STATED PROBLEM:
Write out the entire listing below exactly as it appears, minus any pictures.

DATASET ENTRIES:
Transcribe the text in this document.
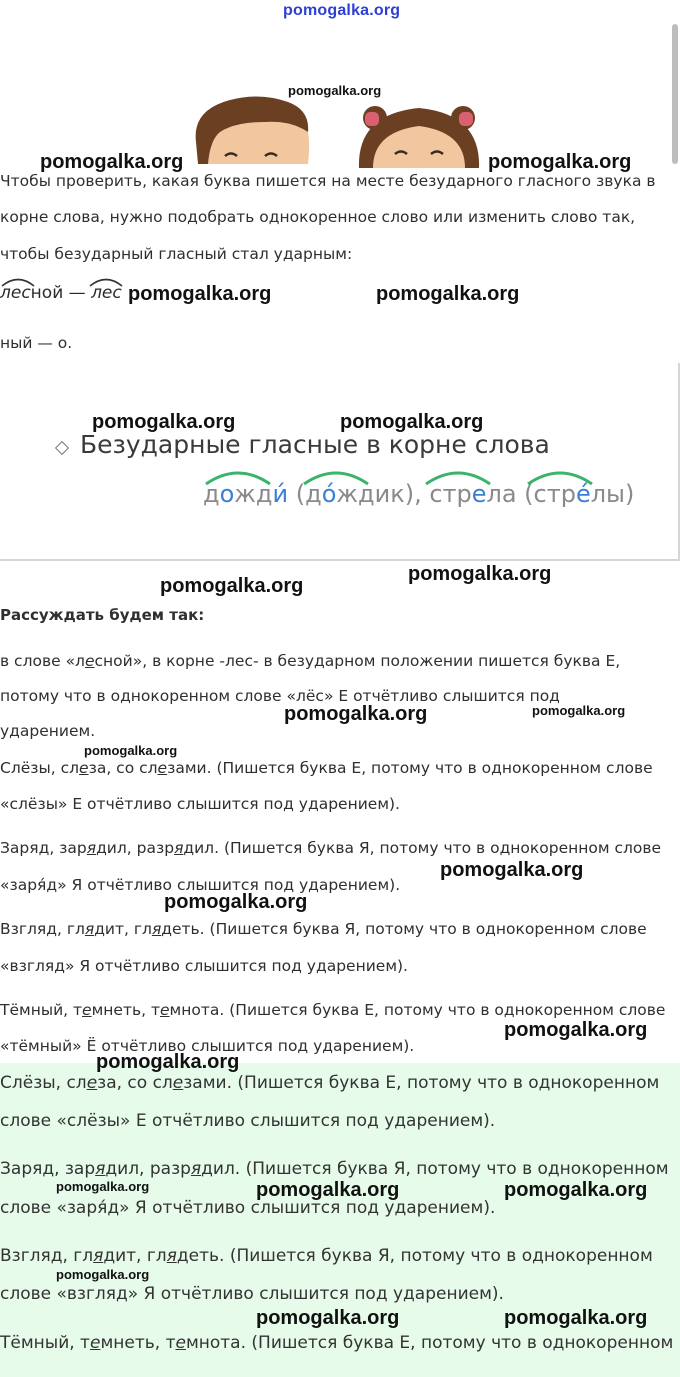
pomogalka.org
Чтобы проверить, какая буква пишется на месте безударного гласного звука в
корне слова, нужно подобрать однокоренное слово или изменить слово так,
чтобы безударный гласный стал ударным:
лесной — лес
ный — о.
Безударные гласные в корне слова
дожди́ (до́ждик), стрела (стре́лы)
Рассуждать будем так:
в слове «лесной», в корне -лес- в безударном положении пишется буква Е,
потому что в однокоренном слове «лёс» Е отчётливо слышится под
ударением.
Слёзы, слеза, со слезами. (Пишется буква Е, потому что в однокоренном слове
«слёзы» Е отчётливо слышится под ударением).
Заряд, зарядил, разрядил. (Пишется буква Я, потому что в однокоренном слове
«заря́д» Я отчётливо слышится под ударением).
Взгляд, глядит, глядеть. (Пишется буква Я, потому что в однокоренном слове
«взгляд» Я отчётливо слышится под ударением).
Тёмный, темнеть, темнота. (Пишется буква Е, потому что в однокоренном слове
«тёмный» Ё отчётливо слышится под ударением).
Слёзы, слеза, со слезами. (Пишется буква Е, потому что в однокоренном
слове «слёзы» Е отчётливо слышится под ударением).
Заряд, зарядил, разрядил. (Пишется буква Я, потому что в однокоренном
слове «заря́д» Я отчётливо слышится под ударением).
Взгляд, глядит, глядеть. (Пишется буква Я, потому что в однокоренном
слове «взгляд» Я отчётливо слышится под ударением).
Тёмный, темнеть, темнота. (Пишется буква Е, потому что в однокоренном
pomogalka.org
pomogalka.org	pomogalka.org
pomogalka.org	pomogalka.org
pomogalka.org	pomogalka.org
pomogalka.org
pomogalka.org
pomogalka.org	pomogalka.org
pomogalka.org
pomogalka.org
pomogalka.org
pomogalka.org
pomogalka.org
pomogalka.org	pomogalka.org	pomogalka.org
pomogalka.org
pomogalka.org	pomogalka.org
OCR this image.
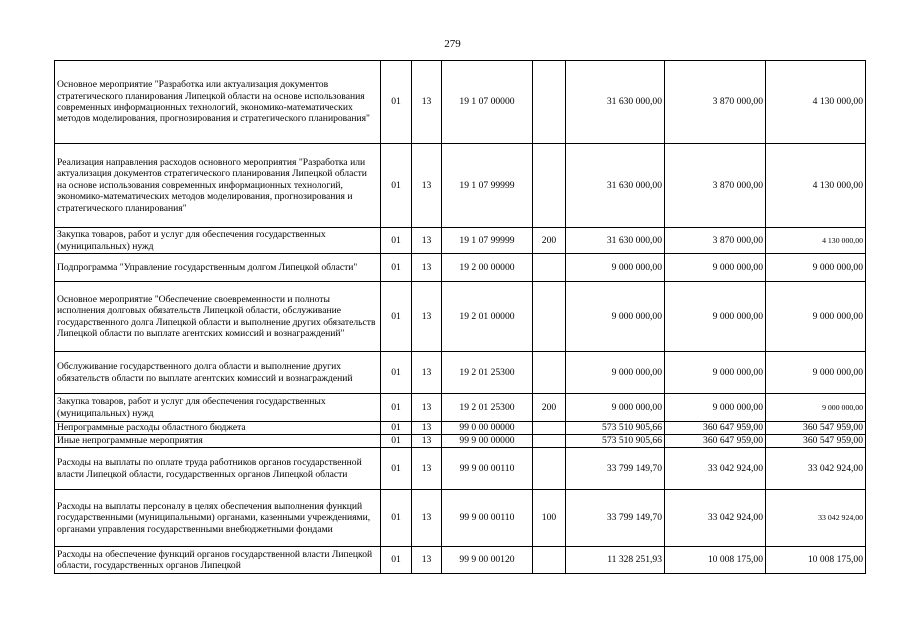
279
Основное мероприятие "Разработка или актуализация документов стратегического планирования Липецкой области на основе использования современных информационных технологий, экономико-математических методов моделирования, прогнозирования и стратегического планирования"	01	13	19 1 07 00000		31 630 000,00	3 870 000,00	4 130 000,00
Реализация направления расходов основного мероприятия "Разработка или актуализация документов стратегического планирования Липецкой области на основе использования современных информационных технологий, экономико-математических методов моделирования, прогнозирования и стратегического планирования"	01	13	19 1 07 99999		31 630 000,00	3 870 000,00	4 130 000,00
Закупка товаров, работ и услуг для обеспечения государственных (муниципальных) нужд	01	13	19 1 07 99999	200	31 630 000,00	3 870 000,00	4 130 000,00
Подпрограмма "Управление государственным долгом Липецкой области"	01	13	19 2 00 00000		9 000 000,00	9 000 000,00	9 000 000,00
Основное мероприятие "Обеспечение своевременности и полноты исполнения долговых обязательств Липецкой области, обслуживание государственного долга Липецкой области и выполнение других обязательств Липецкой области по выплате агентских комиссий и вознаграждений"	01	13	19 2 01 00000		9 000 000,00	9 000 000,00	9 000 000,00
Обслуживание государственного долга области и выполнение других обязательств области по выплате агентских комиссий и вознаграждений	01	13	19 2 01 25300		9 000 000,00	9 000 000,00	9 000 000,00
Закупка товаров, работ и услуг для обеспечения государственных (муниципальных) нужд	01	13	19 2 01 25300	200	9 000 000,00	9 000 000,00	9 000 000,00
Непрограммные расходы областного бюджета	01	13	99 0 00 00000		573 510 905,66	360 647 959,00	360 547 959,00
Иные непрограммные мероприятия	01	13	99 9 00 00000		573 510 905,66	360 647 959,00	360 547 959,00
Расходы на выплаты по оплате труда работников органов государственной власти Липецкой области, государственных органов Липецкой области	01	13	99 9 00 00110		33 799 149,70	33 042 924,00	33 042 924,00
Расходы на выплаты персоналу в целях обеспечения выполнения функций государственными (муниципальными) органами, казенными учреждениями, органами управления государственными внебюджетными фондами	01	13	99 9 00 00110	100	33 799 149,70	33 042 924,00	33 042 924,00
Расходы на обеспечение функций органов государственной власти Липецкой области, государственных органов Липецкой	01	13	99 9 00 00120		11 328 251,93	10 008 175,00	10 008 175,00
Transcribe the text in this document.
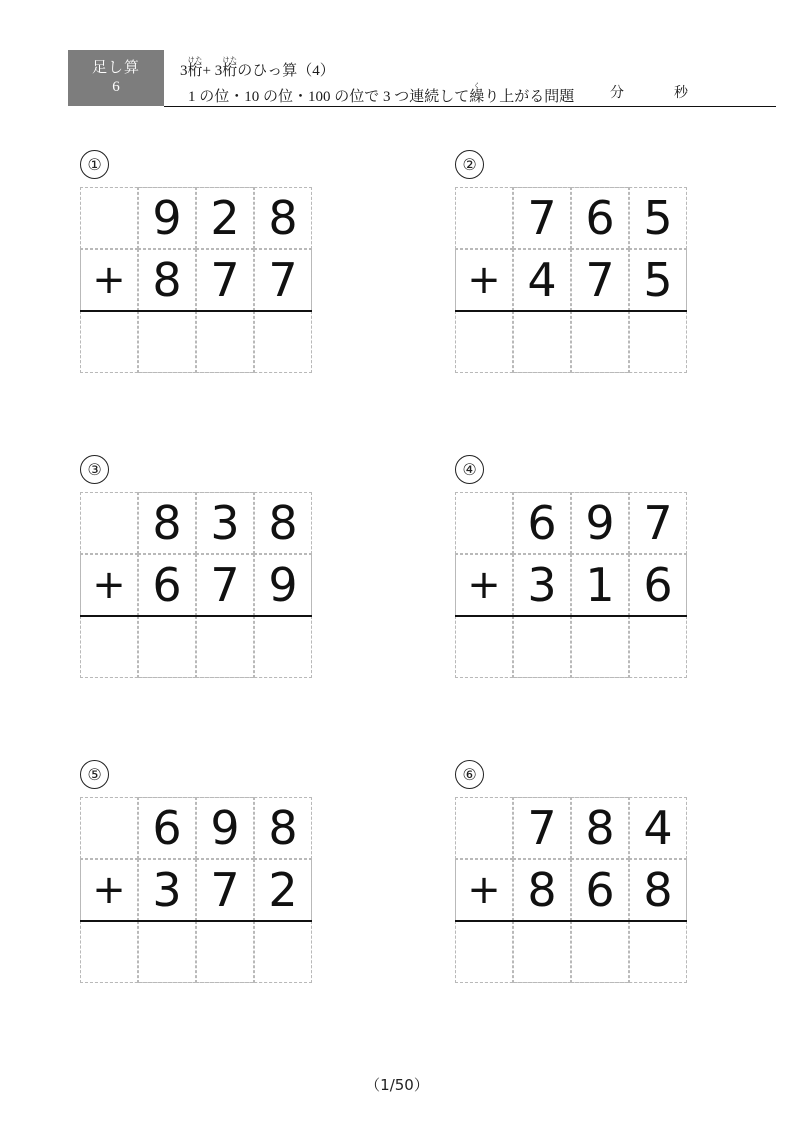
足し算
6
3桁けた+ 3桁けたのひっ算（4）
1 の位・10 の位・100 の位で 3 つ連続して繰くり上がる問題	分	秒
①
9 2 8
+ 8 7 7
②
7 6 5
+ 4 7 5
③
8 3 8
+ 6 7 9
④
6 9 7
+ 3 1 6
⑤
6 9 8
+ 3 7 2
⑥
7 8 4
+ 8 6 8
（1/50）
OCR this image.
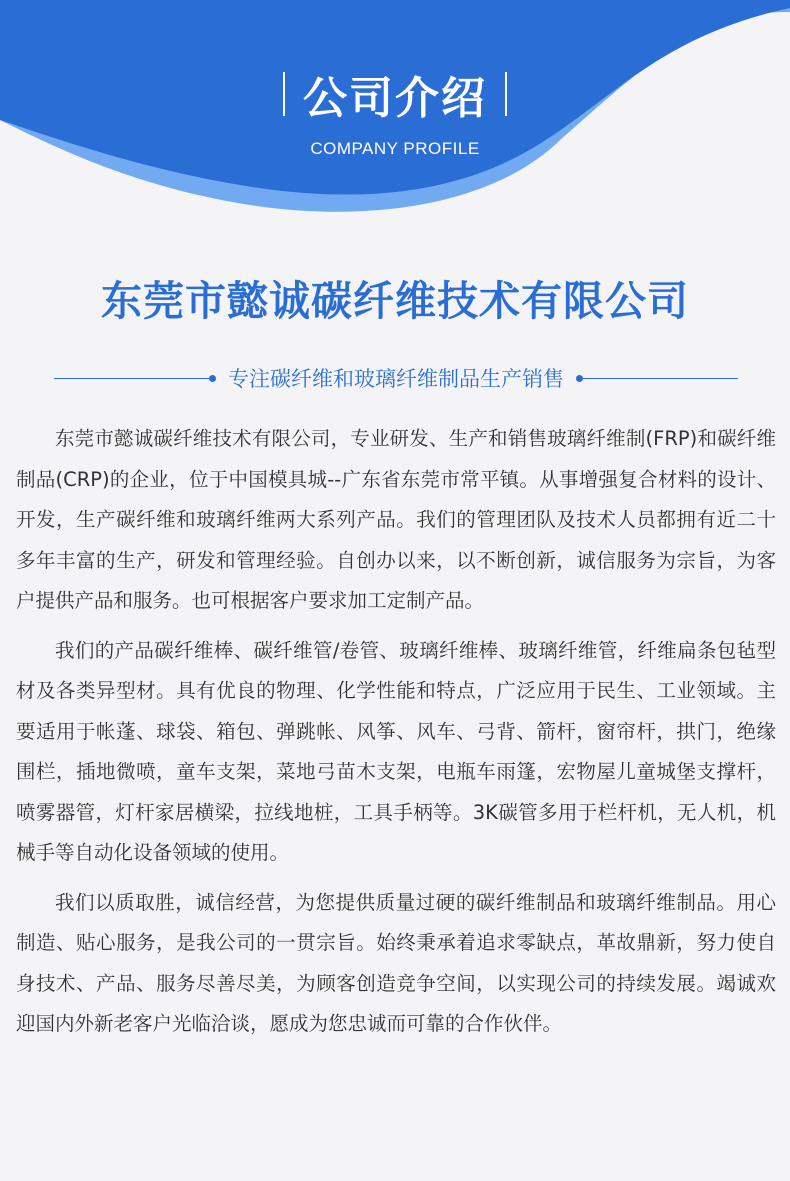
公司介绍
COMPANY PROFILE
东莞市懿诚碳纤维技术有限公司
专注碳纤维和玻璃纤维制品生产销售

东莞市懿诚碳纤维技术有限公司，专业研发、生产和销售玻璃纤维制(FRP)和碳纤维制品(CRP)的企业，位于中国模具城--广东省东莞市常平镇。从事增强复合材料的设计、开发，生产碳纤维和玻璃纤维两大系列产品。我们的管理团队及技术人员都拥有近二十多年丰富的生产，研发和管理经验。自创办以来，以不断创新，诚信服务为宗旨，为客户提供产品和服务。也可根据客户要求加工定制产品。

我们的产品碳纤维棒、碳纤维管/卷管、玻璃纤维棒、玻璃纤维管，纤维扁条包毡型材及各类异型材。具有优良的物理、化学性能和特点，广泛应用于民生、工业领域。主要适用于帐蓬、球袋、箱包、弹跳帐、风筝、风车、弓背、箭杆，窗帘杆，拱门，绝缘围栏，插地微喷，童车支架，菜地弓苗木支架，电瓶车雨篷，宏物屋儿童城堡支撑杆，喷雾器管，灯杆家居横梁，拉线地桩，工具手柄等。3K碳管多用于栏杆机，无人机，机械手等自动化设备领域的使用。

我们以质取胜，诚信经营，为您提供质量过硬的碳纤维制品和玻璃纤维制品。用心制造、贴心服务，是我公司的一贯宗旨。始终秉承着追求零缺点，革故鼎新，努力使自身技术、产品、服务尽善尽美，为顾客创造竞争空间，以实现公司的持续发展。竭诚欢迎国内外新老客户光临洽谈，愿成为您忠诚而可靠的合作伙伴。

TASK OUTPUT:
Transcribe the text in this document.
pomogalka.org
Чтобы проверить, какая буква пишется на месте безударного гласного звука в
корне слова, нужно подобрать однокоренное слово или изменить слово так,
чтобы безударный гласный стал ударным:
лесной — лес
ный — о.
Безударные гласные в корне слова
дожди́ (до́ждик), стрела (стре́лы)
Рассуждать будем так:
в слове «лесной», в корне -лес- в безударном положении пишется буква Е,
потому что в однокоренном слове «лёс» Е отчётливо слышится под
ударением.
Слёзы, слеза, со слезами. (Пишется буква Е, потому что в однокоренном слове
«слёзы» Е отчётливо слышится под ударением).
Заряд, зарядил, разрядил. (Пишется буква Я, потому что в однокоренном слове
«заря́д» Я отчётливо слышится под ударением).
Взгляд, глядит, глядеть. (Пишется буква Я, потому что в однокоренном слове
«взгляд» Я отчётливо слышится под ударением).
Тёмный, темнеть, темнота. (Пишется буква Е, потому что в однокоренном слове
«тёмный» Ё отчётливо слышится под ударением).
Слёзы, слеза, со слезами. (Пишется буква Е, потому что в однокоренном
слове «слёзы» Е отчётливо слышится под ударением).
Заряд, зарядил, разрядил. (Пишется буква Я, потому что в однокоренном
слове «заря́д» Я отчётливо слышится под ударением).
Взгляд, глядит, глядеть. (Пишется буква Я, потому что в однокоренном
слове «взгляд» Я отчётливо слышится под ударением).
Тёмный, темнеть, темнота. (Пишется буква Е, потому что в однокоренном
pomogalka.org
pomogalka.org	pomogalka.org
pomogalka.org	pomogalka.org
pomogalka.org	pomogalka.org
pomogalka.org
pomogalka.org
pomogalka.org	pomogalka.org
pomogalka.org
pomogalka.org
pomogalka.org
pomogalka.org
pomogalka.org
pomogalka.org	pomogalka.org	pomogalka.org
pomogalka.org
pomogalka.org	pomogalka.org
OCR this image.
279
Основное мероприятие "Разработка или актуализация документов стратегического планирования Липецкой области на основе использования современных информационных технологий, экономико-математических методов моделирования, прогнозирования и стратегического планирования"	01	13	19 1 07 00000		31 630 000,00	3 870 000,00	4 130 000,00
Реализация направления расходов основного мероприятия "Разработка или актуализация документов стратегического планирования Липецкой области на основе использования современных информационных технологий, экономико-математических методов моделирования, прогнозирования и стратегического планирования"	01	13	19 1 07 99999		31 630 000,00	3 870 000,00	4 130 000,00
Закупка товаров, работ и услуг для обеспечения государственных (муниципальных) нужд	01	13	19 1 07 99999	200	31 630 000,00	3 870 000,00	4 130 000,00
Подпрограмма "Управление государственным долгом Липецкой области"	01	13	19 2 00 00000		9 000 000,00	9 000 000,00	9 000 000,00
Основное мероприятие "Обеспечение своевременности и полноты исполнения долговых обязательств Липецкой области, обслуживание государственного долга Липецкой области и выполнение других обязательств Липецкой области по выплате агентских комиссий и вознаграждений"	01	13	19 2 01 00000		9 000 000,00	9 000 000,00	9 000 000,00
Обслуживание государственного долга области и выполнение других обязательств области по выплате агентских комиссий и вознаграждений	01	13	19 2 01 25300		9 000 000,00	9 000 000,00	9 000 000,00
Закупка товаров, работ и услуг для обеспечения государственных (муниципальных) нужд	01	13	19 2 01 25300	200	9 000 000,00	9 000 000,00	9 000 000,00
Непрограммные расходы областного бюджета	01	13	99 0 00 00000		573 510 905,66	360 647 959,00	360 547 959,00
Иные непрограммные мероприятия	01	13	99 9 00 00000		573 510 905,66	360 647 959,00	360 547 959,00
Расходы на выплаты по оплате труда работников органов государственной власти Липецкой области, государственных органов Липецкой области	01	13	99 9 00 00110		33 799 149,70	33 042 924,00	33 042 924,00
Расходы на выплаты персоналу в целях обеспечения выполнения функций государственными (муниципальными) органами, казенными учреждениями, органами управления государственными внебюджетными фондами	01	13	99 9 00 00110	100	33 799 149,70	33 042 924,00	33 042 924,00
Расходы на обеспечение функций органов государственной власти Липецкой области, государственных органов Липецкой	01	13	99 9 00 00120		11 328 251,93	10 008 175,00	10 008 175,00
Transcribe the text in this document.
足し算
6
3桁けた+ 3桁けたのひっ算（4）
1 の位・10 の位・100 の位で 3 つ連続して繰くり上がる問題	分	秒
①
9 2 8
+ 8 7 7
②
7 6 5
+ 4 7 5
③
8 3 8
+ 6 7 9
④
6 9 7
+ 3 1 6
⑤
6 9 8
+ 3 7 2
⑥
7 8 4
+ 8 6 8
（1/50）
OCR this image.
公司介绍
COMPANY PROFILE
东莞市懿诚碳纤维技术有限公司
专注碳纤维和玻璃纤维制品生产销售

东莞市懿诚碳纤维技术有限公司，专业研发、生产和销售玻璃纤维制(FRP)和碳纤维制品(CRP)的企业，位于中国模具城--广东省东莞市常平镇。从事增强复合材料的设计、开发，生产碳纤维和玻璃纤维两大系列产品。我们的管理团队及技术人员都拥有近二十多年丰富的生产，研发和管理经验。自创办以来，以不断创新，诚信服务为宗旨，为客户提供产品和服务。也可根据客户要求加工定制产品。

我们的产品碳纤维棒、碳纤维管/卷管、玻璃纤维棒、玻璃纤维管，纤维扁条包毡型材及各类异型材。具有优良的物理、化学性能和特点，广泛应用于民生、工业领域。主要适用于帐蓬、球袋、箱包、弹跳帐、风筝、风车、弓背、箭杆，窗帘杆，拱门，绝缘围栏，插地微喷，童车支架，菜地弓苗木支架，电瓶车雨篷，宏物屋儿童城堡支撑杆，喷雾器管，灯杆家居横梁，拉线地桩，工具手柄等。3K碳管多用于栏杆机，无人机，机械手等自动化设备领域的使用。

我们以质取胜，诚信经营，为您提供质量过硬的碳纤维制品和玻璃纤维制品。用心制造、贴心服务，是我公司的一贯宗旨。始终秉承着追求零缺点，革故鼎新，努力使自身技术、产品、服务尽善尽美，为顾客创造竞争空间，以实现公司的持续发展。竭诚欢迎国内外新老客户光临洽谈，愿成为您忠诚而可靠的合作伙伴。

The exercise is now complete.